#### Written task:
The records are to be restated in their entirety, word for word.
* START *
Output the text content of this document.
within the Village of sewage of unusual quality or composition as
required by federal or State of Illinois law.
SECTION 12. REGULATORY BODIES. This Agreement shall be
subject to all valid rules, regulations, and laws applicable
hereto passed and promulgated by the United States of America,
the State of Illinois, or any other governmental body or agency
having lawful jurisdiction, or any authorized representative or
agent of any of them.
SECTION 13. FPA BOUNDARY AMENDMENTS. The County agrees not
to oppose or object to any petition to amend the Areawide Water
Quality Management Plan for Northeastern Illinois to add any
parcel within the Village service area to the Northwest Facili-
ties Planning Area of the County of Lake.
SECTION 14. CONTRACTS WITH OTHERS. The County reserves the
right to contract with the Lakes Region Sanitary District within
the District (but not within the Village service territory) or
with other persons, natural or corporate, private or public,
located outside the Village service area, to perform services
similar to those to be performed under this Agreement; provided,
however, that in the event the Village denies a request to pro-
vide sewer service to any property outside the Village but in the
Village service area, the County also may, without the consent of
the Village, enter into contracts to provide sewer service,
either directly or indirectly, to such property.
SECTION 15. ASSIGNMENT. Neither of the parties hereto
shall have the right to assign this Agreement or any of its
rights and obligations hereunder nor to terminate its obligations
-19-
* END *
#### Written answer:
Output the text content of this document.
within the Village of sewage of unusual quality or composition as
required by federal or State of Illinois law.
SECTION 12. REGULATORY BODIES. This Agreement shall be
subject to all valid rules, regulations, and laws applicable
hereto passed and promulgated by the United States of America,
the State of Illinois, or any other governmental body or agency
having lawful jurisdiction, or any authorized representative or
agent of any of them.
SECTION 13. FPA BOUNDARY AMENDMENTS. The County agrees not
to oppose or object to any petition to amend the Areawide Water
Quality Management Plan for Northeastern Illinois to add any
parcel within the Village service area to the Northwest Facili-
ties Planning Area of the County of Lake.
SECTION 14. CONTRACTS WITH OTHERS. The County reserves the
right to contract with the Lakes Region Sanitary District within
the District (but not within the Village service territory) or
with other persons, natural or corporate, private or public,
located outside the Village service area, to perform services
similar to those to be performed under this Agreement; provided,
however, that in the event the Village denies a request to pro-
vide sewer service to any property outside the Village but in the
Village service area, the County also may, without the consent of
the Village, enter into contracts to provide sewer service,
either directly or indirectly, to such property.
SECTION 15. ASSIGNMENT. Neither of the parties hereto
shall have the right to assign this Agreement or any of its
rights and obligations hereunder nor to terminate its obligations
-19-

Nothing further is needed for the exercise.